■ **MATERIAL SUPPLIED**
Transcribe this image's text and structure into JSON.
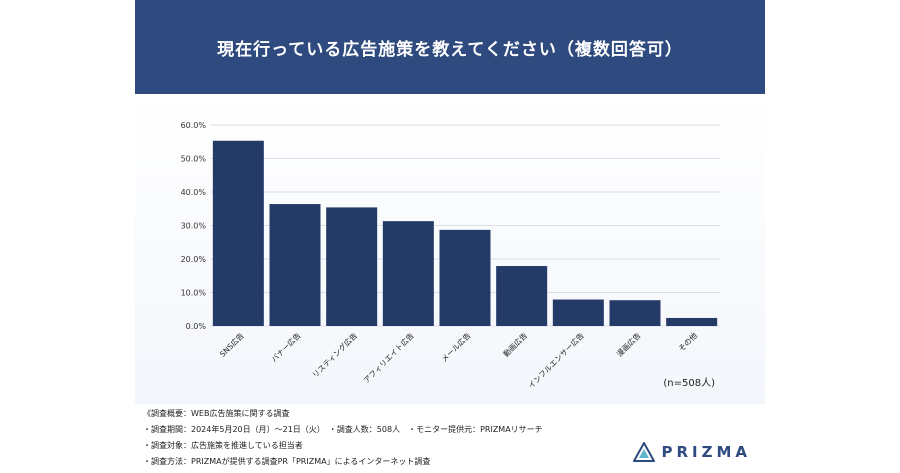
{
  "header": {
    "title": "現在行っている広告施策を教えてください（複数回答可）"
  },
  "sample_note": "(n=508人)",
  "footer": {
    "lines": [
      "《調査概要：WEB広告施策に関する調査",
      "・調査期間：2024年5月20日（月）～21日（火）　・調査人数：508人　・モニター提供元：PRIZMAリサーチ",
      "・調査対象：広告施策を推進している担当者",
      "・調査方法：PRIZMAが提供する調査PR「PRIZMA」によるインターネット調査"
    ]
  },
  "logo": {
    "text": "PRIZMA",
    "icon": "prism-triangle-icon",
    "color": "#2f4a7f"
  },
  "chart_data": {
    "type": "bar",
    "categories": [
      "SNS広告",
      "バナー広告",
      "リスティング広告",
      "アフィリエイト広告",
      "メール広告",
      "動画広告",
      "インフルエンサー広告",
      "漫画広告",
      "その他"
    ],
    "values": [
      55.3,
      36.4,
      35.4,
      31.3,
      28.7,
      17.9,
      7.9,
      7.7,
      2.4
    ],
    "ylim": [
      0,
      60
    ],
    "yticks": [
      "0.0%",
      "10.0%",
      "20.0%",
      "30.0%",
      "40.0%",
      "50.0%",
      "60.0%"
    ],
    "bar_color": "#243b68",
    "grid": true
  }
}
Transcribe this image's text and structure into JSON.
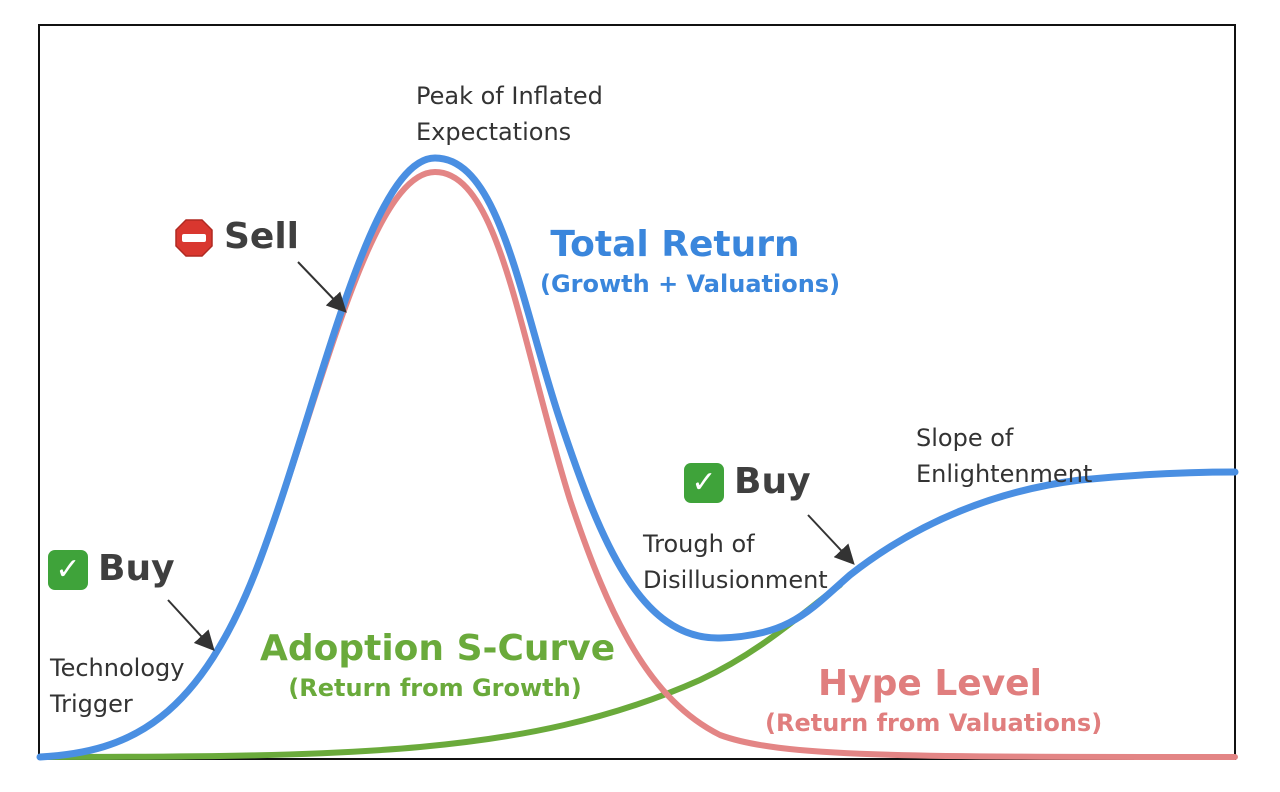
{
  "stages": {
    "trigger": "Technology\nTrigger",
    "peak": "Peak of Inflated\nExpectations",
    "trough": "Trough of\nDisillusionment",
    "slope": "Slope of\nEnlightenment"
  },
  "signals": {
    "buy_early": "Buy",
    "sell": "Sell",
    "buy_trough": "Buy"
  },
  "curves": {
    "total_return": {
      "title": "Total Return",
      "subtitle": "(Growth + Valuations)",
      "color": "#4a8fe2"
    },
    "adoption": {
      "title": "Adoption S-Curve",
      "subtitle": "(Return from Growth)",
      "color": "#6aaa3b"
    },
    "hype": {
      "title": "Hype Level",
      "subtitle": "(Return from Valuations)",
      "color": "#e38585"
    }
  },
  "icons": {
    "buy": "check-box-icon",
    "sell": "stop-sign-icon"
  }
}
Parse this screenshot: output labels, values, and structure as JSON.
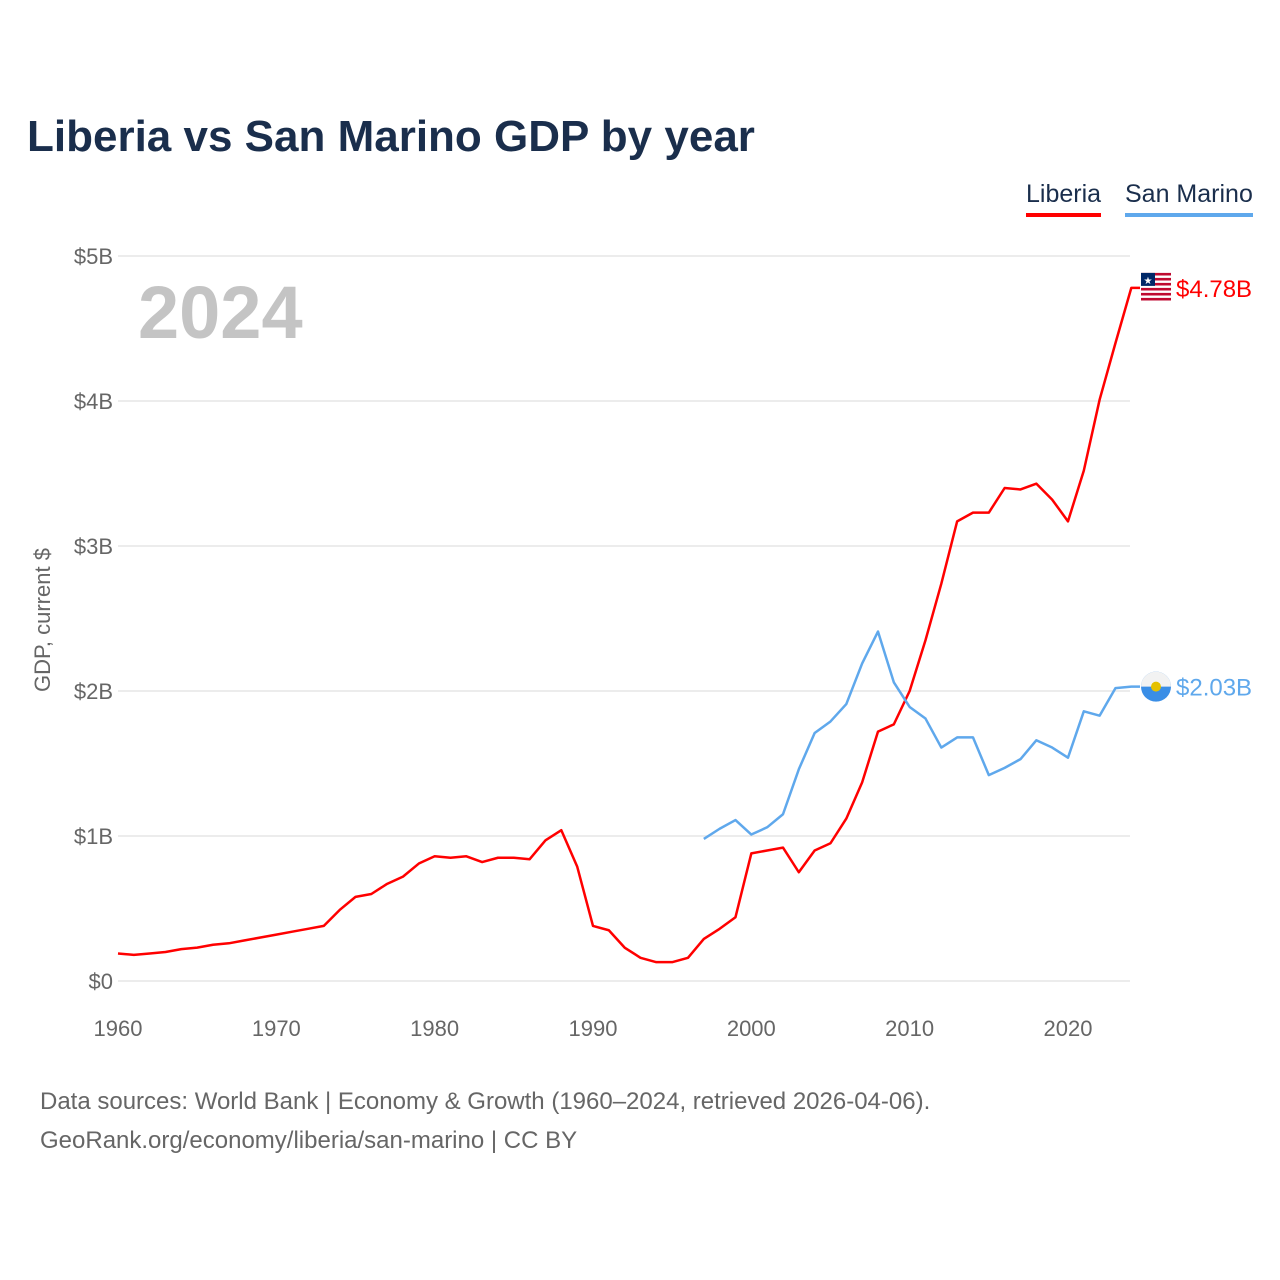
{
  "chart_data": {
    "type": "line",
    "title": "Liberia vs San Marino GDP by year",
    "ylabel": "GDP, current $",
    "xlabel": "",
    "year_watermark": "2024",
    "xlim": [
      1960,
      2024
    ],
    "ylim": [
      0,
      5
    ],
    "y_ticks": [
      {
        "v": 0,
        "label": "$0"
      },
      {
        "v": 1,
        "label": "$1B"
      },
      {
        "v": 2,
        "label": "$2B"
      },
      {
        "v": 3,
        "label": "$3B"
      },
      {
        "v": 4,
        "label": "$4B"
      },
      {
        "v": 5,
        "label": "$5B"
      }
    ],
    "x_ticks": [
      {
        "v": 1960,
        "label": "1960"
      },
      {
        "v": 1970,
        "label": "1970"
      },
      {
        "v": 1980,
        "label": "1980"
      },
      {
        "v": 1990,
        "label": "1990"
      },
      {
        "v": 2000,
        "label": "2000"
      },
      {
        "v": 2010,
        "label": "2010"
      },
      {
        "v": 2020,
        "label": "2020"
      }
    ],
    "grid": true,
    "legend_position": "top-right",
    "series": [
      {
        "name": "Liberia",
        "color": "#ff0000",
        "end_label": "$4.78B",
        "flag": "liberia-flag",
        "x": [
          1960,
          1961,
          1962,
          1963,
          1964,
          1965,
          1966,
          1967,
          1968,
          1969,
          1970,
          1971,
          1972,
          1973,
          1974,
          1975,
          1976,
          1977,
          1978,
          1979,
          1980,
          1981,
          1982,
          1983,
          1984,
          1985,
          1986,
          1987,
          1988,
          1989,
          1990,
          1991,
          1992,
          1993,
          1994,
          1995,
          1996,
          1997,
          1998,
          1999,
          2000,
          2001,
          2002,
          2003,
          2004,
          2005,
          2006,
          2007,
          2008,
          2009,
          2010,
          2011,
          2012,
          2013,
          2014,
          2015,
          2016,
          2017,
          2018,
          2019,
          2020,
          2021,
          2022,
          2023,
          2024
        ],
        "values": [
          0.19,
          0.18,
          0.19,
          0.2,
          0.22,
          0.23,
          0.25,
          0.26,
          0.28,
          0.3,
          0.32,
          0.34,
          0.36,
          0.38,
          0.49,
          0.58,
          0.6,
          0.67,
          0.72,
          0.81,
          0.86,
          0.85,
          0.86,
          0.82,
          0.85,
          0.85,
          0.84,
          0.97,
          1.04,
          0.79,
          0.38,
          0.35,
          0.23,
          0.16,
          0.13,
          0.13,
          0.16,
          0.29,
          0.36,
          0.44,
          0.88,
          0.9,
          0.92,
          0.75,
          0.9,
          0.95,
          1.12,
          1.37,
          1.72,
          1.77,
          2.0,
          2.35,
          2.74,
          3.17,
          3.23,
          3.23,
          3.4,
          3.39,
          3.43,
          3.32,
          3.17,
          3.52,
          4.01,
          4.4,
          4.78
        ]
      },
      {
        "name": "San Marino",
        "color": "#5fa8ec",
        "end_label": "$2.03B",
        "flag": "san-marino-flag",
        "x": [
          1997,
          1998,
          1999,
          2000,
          2001,
          2002,
          2003,
          2004,
          2005,
          2006,
          2007,
          2008,
          2009,
          2010,
          2011,
          2012,
          2013,
          2014,
          2015,
          2016,
          2017,
          2018,
          2019,
          2020,
          2021,
          2022,
          2023,
          2024
        ],
        "values": [
          0.98,
          1.05,
          1.11,
          1.01,
          1.06,
          1.15,
          1.46,
          1.71,
          1.79,
          1.91,
          2.19,
          2.41,
          2.06,
          1.89,
          1.81,
          1.61,
          1.68,
          1.68,
          1.42,
          1.47,
          1.53,
          1.66,
          1.61,
          1.54,
          1.86,
          1.83,
          2.02,
          2.03
        ]
      }
    ]
  },
  "footer": {
    "line1": "Data sources: World Bank | Economy & Growth (1960–2024, retrieved 2026-04-06).",
    "line2": "GeoRank.org/economy/liberia/san-marino | CC BY"
  }
}
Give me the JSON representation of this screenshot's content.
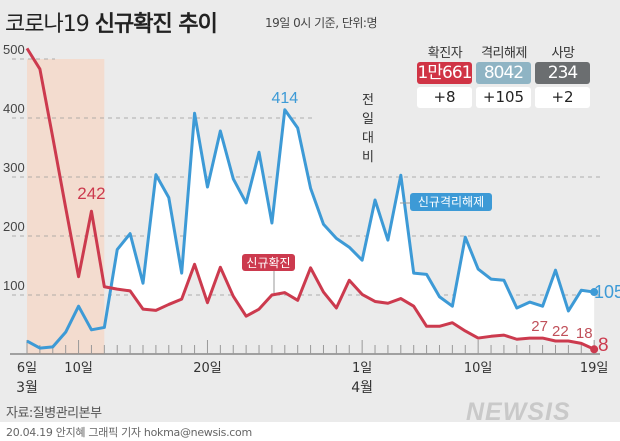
{
  "header": {
    "title_plain": "코로나19",
    "title_bold": "신규확진 추이",
    "subtitle": "19일 0시 기준, 단위:명"
  },
  "stats": {
    "headers": [
      "확진자",
      "격리해제",
      "사망"
    ],
    "totals": [
      "1만661",
      "8042",
      "234"
    ],
    "row_label": "전일대비",
    "changes": [
      "+8",
      "+105",
      "+2"
    ],
    "colors": [
      "#d03445",
      "#8fb4c4",
      "#6b6e70"
    ]
  },
  "chart_data": {
    "type": "line",
    "x_start": "3월 6일",
    "x_end": "4월 19일",
    "x_ticks": [
      {
        "day": 0,
        "label": "6일",
        "month": "3월"
      },
      {
        "day": 4,
        "label": "10일"
      },
      {
        "day": 14,
        "label": "20일"
      },
      {
        "day": 26,
        "label": "1일",
        "month": "4월"
      },
      {
        "day": 35,
        "label": "10일"
      },
      {
        "day": 44,
        "label": "19일"
      }
    ],
    "y_ticks": [
      100,
      200,
      300,
      400,
      500
    ],
    "ylim": [
      0,
      520
    ],
    "grid": true,
    "highlight_range_days": [
      0,
      6
    ],
    "series": [
      {
        "name": "신규확진",
        "color": "#cc3a4e",
        "values": [
          518,
          483,
          367,
          248,
          131,
          242,
          114,
          110,
          107,
          76,
          74,
          84,
          93,
          152,
          87,
          147,
          98,
          64,
          76,
          100,
          104,
          91,
          146,
          105,
          78,
          125,
          101,
          89,
          86,
          94,
          81,
          47,
          47,
          53,
          39,
          27,
          30,
          32,
          25,
          27,
          27,
          22,
          22,
          18,
          8
        ],
        "labels": [
          {
            "day": 5,
            "text": "242"
          },
          {
            "day": 40,
            "text": "27"
          },
          {
            "day": 42,
            "text": "22"
          },
          {
            "day": 43,
            "text": "18"
          },
          {
            "day": 44,
            "text": "8"
          }
        ]
      },
      {
        "name": "신규격리해제",
        "color": "#3d9ad6",
        "values": [
          22,
          10,
          12,
          37,
          81,
          41,
          45,
          177,
          204,
          120,
          304,
          265,
          137,
          408,
          283,
          378,
          297,
          256,
          342,
          222,
          414,
          383,
          281,
          220,
          196,
          181,
          159,
          261,
          193,
          303,
          137,
          135,
          97,
          81,
          198,
          144,
          127,
          125,
          78,
          88,
          81,
          142,
          73,
          108,
          105
        ],
        "labels": [
          {
            "day": 20,
            "text": "414"
          },
          {
            "day": 44,
            "text": "105"
          }
        ]
      }
    ]
  },
  "footer": {
    "source": "자료:질병관리본부",
    "credit": "20.04.19 안지혜 그래픽 기자 hokma@newsis.com",
    "logo": "NEWSIS"
  }
}
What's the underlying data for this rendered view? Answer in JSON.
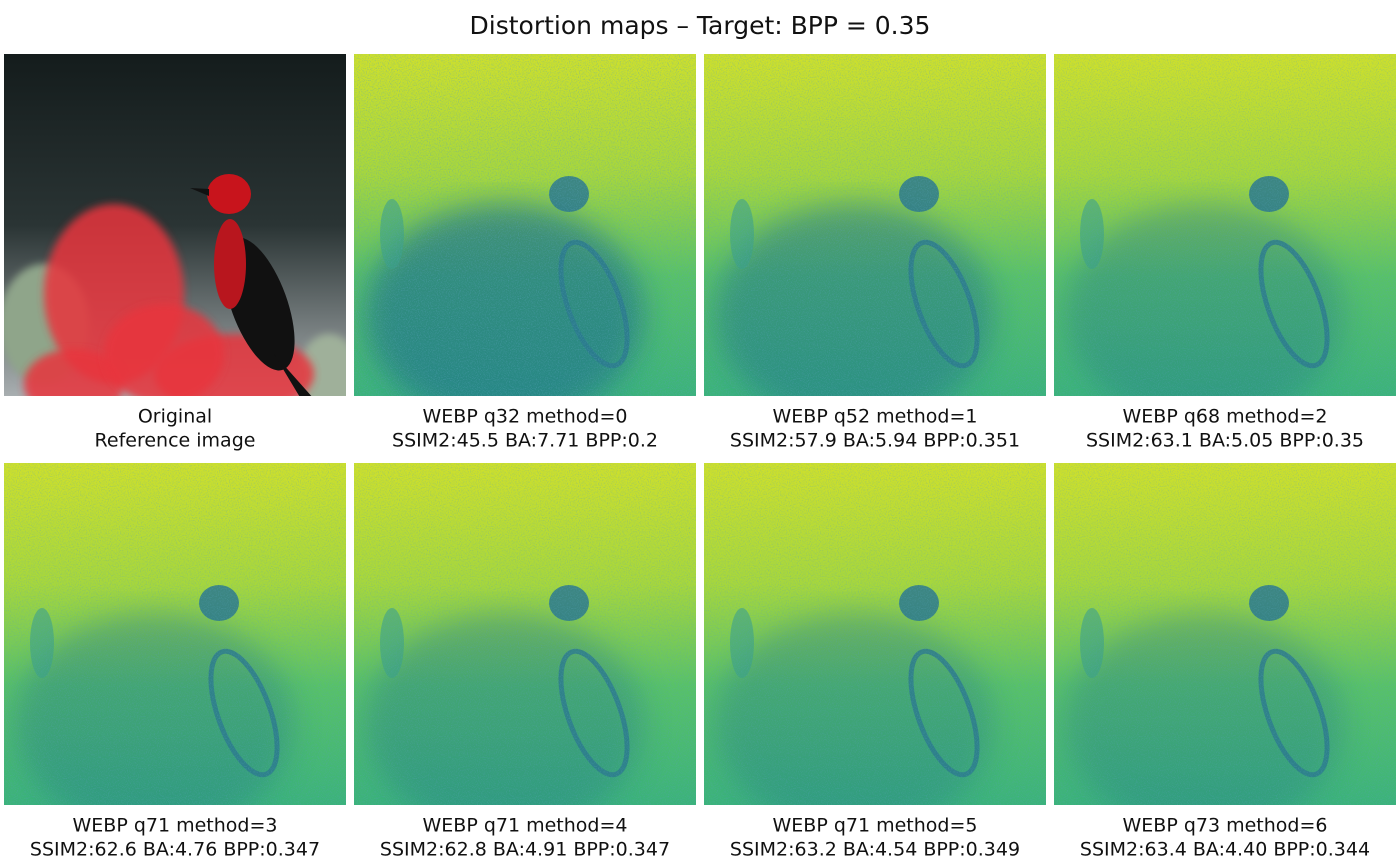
{
  "title": "Distortion maps – Target: BPP = 0.35",
  "panels": [
    {
      "line1": "Original",
      "line2": "Reference image"
    },
    {
      "line1": "WEBP q32 method=0",
      "line2": "SSIM2:45.5 BA:7.71 BPP:0.2"
    },
    {
      "line1": "WEBP q52 method=1",
      "line2": "SSIM2:57.9 BA:5.94 BPP:0.351"
    },
    {
      "line1": "WEBP q68 method=2",
      "line2": "SSIM2:63.1 BA:5.05 BPP:0.35"
    },
    {
      "line1": "WEBP q71 method=3",
      "line2": "SSIM2:62.6 BA:4.76 BPP:0.347"
    },
    {
      "line1": "WEBP q71 method=4",
      "line2": "SSIM2:62.8 BA:4.91 BPP:0.347"
    },
    {
      "line1": "WEBP q71 method=5",
      "line2": "SSIM2:63.2 BA:4.54 BPP:0.349"
    },
    {
      "line1": "WEBP q73 method=6",
      "line2": "SSIM2:63.4 BA:4.40 BPP:0.344"
    }
  ]
}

■ **EXERCISE INSTRUCTIONS**
Give the number of lines in the data that contain "this", with no other words.

■ **SOLVED PROBLEM**
5